Problem to work on> Collect the lines of the entries where "name" shows up.

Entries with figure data
»»

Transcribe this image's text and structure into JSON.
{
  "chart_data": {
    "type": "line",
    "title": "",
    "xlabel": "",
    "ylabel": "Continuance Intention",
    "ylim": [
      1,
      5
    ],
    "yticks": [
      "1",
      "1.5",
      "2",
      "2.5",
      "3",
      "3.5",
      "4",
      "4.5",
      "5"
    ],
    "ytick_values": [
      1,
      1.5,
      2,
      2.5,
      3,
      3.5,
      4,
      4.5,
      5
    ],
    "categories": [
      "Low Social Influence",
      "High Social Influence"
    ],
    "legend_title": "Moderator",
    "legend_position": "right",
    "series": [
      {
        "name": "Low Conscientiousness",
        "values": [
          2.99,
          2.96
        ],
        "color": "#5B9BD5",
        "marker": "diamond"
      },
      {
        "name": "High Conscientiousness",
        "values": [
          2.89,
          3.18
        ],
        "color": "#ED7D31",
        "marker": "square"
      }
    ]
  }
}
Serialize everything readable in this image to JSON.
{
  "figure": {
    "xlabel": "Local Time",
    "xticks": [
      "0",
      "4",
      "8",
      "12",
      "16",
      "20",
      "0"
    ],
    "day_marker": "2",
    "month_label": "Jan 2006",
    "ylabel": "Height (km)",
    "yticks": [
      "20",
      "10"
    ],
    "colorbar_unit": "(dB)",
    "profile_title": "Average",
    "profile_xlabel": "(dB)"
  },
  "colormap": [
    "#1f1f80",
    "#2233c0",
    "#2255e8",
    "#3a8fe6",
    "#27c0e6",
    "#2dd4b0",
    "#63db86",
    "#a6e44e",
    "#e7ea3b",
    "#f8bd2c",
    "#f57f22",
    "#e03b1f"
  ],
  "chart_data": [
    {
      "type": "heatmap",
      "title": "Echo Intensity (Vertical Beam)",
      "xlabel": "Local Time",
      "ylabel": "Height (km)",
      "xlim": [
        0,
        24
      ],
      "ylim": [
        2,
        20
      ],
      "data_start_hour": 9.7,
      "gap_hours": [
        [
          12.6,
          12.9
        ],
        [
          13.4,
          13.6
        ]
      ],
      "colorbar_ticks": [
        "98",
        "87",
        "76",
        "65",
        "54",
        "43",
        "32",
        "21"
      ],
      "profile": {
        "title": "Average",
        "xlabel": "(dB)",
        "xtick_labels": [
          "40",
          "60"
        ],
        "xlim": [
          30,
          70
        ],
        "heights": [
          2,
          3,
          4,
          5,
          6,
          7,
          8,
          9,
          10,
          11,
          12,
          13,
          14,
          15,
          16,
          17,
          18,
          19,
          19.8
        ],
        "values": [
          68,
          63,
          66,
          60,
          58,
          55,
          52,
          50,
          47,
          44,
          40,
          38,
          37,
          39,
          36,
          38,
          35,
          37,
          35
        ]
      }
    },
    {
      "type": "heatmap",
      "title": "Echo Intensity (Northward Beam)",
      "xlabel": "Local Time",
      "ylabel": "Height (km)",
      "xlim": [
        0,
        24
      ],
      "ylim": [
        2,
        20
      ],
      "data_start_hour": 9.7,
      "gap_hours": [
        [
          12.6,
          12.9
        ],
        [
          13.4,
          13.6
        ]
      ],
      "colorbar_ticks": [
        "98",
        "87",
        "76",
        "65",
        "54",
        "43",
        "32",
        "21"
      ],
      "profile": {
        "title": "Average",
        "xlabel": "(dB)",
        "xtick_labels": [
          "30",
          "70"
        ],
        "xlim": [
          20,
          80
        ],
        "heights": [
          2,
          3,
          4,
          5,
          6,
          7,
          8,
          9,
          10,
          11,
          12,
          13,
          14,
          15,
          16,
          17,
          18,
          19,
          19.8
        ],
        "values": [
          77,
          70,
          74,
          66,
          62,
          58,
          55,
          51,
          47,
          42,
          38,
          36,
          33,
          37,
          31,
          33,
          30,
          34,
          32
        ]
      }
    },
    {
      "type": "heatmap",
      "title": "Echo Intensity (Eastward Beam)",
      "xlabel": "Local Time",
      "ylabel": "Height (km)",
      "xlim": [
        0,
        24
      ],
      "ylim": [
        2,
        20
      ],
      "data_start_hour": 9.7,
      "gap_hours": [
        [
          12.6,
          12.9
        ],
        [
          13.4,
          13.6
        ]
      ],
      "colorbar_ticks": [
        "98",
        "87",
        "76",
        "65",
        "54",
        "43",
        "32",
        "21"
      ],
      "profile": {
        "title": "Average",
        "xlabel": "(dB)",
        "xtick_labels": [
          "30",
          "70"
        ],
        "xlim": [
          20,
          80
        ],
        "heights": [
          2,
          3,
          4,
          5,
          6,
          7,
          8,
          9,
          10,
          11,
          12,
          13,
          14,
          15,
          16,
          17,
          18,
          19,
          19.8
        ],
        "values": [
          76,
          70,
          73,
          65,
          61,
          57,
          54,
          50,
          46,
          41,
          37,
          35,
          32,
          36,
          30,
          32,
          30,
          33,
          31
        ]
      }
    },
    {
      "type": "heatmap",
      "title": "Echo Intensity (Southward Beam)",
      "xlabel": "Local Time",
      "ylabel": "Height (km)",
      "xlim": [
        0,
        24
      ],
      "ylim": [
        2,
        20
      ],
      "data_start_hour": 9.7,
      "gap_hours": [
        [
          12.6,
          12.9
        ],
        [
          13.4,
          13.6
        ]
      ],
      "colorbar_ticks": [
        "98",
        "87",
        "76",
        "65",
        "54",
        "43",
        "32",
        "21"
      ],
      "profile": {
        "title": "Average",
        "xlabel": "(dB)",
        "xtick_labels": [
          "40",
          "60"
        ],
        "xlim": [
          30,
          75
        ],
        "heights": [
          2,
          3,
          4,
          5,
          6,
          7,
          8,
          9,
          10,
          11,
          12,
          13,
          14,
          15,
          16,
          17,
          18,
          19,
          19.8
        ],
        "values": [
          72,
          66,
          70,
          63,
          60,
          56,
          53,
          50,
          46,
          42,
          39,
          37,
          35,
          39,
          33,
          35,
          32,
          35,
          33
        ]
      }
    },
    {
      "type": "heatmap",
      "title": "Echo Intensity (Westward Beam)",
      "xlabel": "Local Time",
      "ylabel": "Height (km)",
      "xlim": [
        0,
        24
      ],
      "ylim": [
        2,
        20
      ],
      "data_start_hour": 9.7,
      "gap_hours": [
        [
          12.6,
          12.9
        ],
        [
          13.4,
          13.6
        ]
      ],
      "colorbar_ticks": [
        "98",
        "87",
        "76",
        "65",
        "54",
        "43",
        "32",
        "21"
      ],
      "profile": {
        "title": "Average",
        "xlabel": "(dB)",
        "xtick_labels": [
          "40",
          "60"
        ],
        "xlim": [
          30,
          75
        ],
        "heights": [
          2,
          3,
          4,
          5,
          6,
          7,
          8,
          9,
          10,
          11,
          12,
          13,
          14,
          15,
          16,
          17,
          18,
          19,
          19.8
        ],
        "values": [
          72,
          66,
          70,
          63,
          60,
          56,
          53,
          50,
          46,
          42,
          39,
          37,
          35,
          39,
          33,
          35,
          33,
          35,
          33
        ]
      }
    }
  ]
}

««

Exercise result>
        "name": "Low Conscientiousness",
        "name": "High Conscientiousness",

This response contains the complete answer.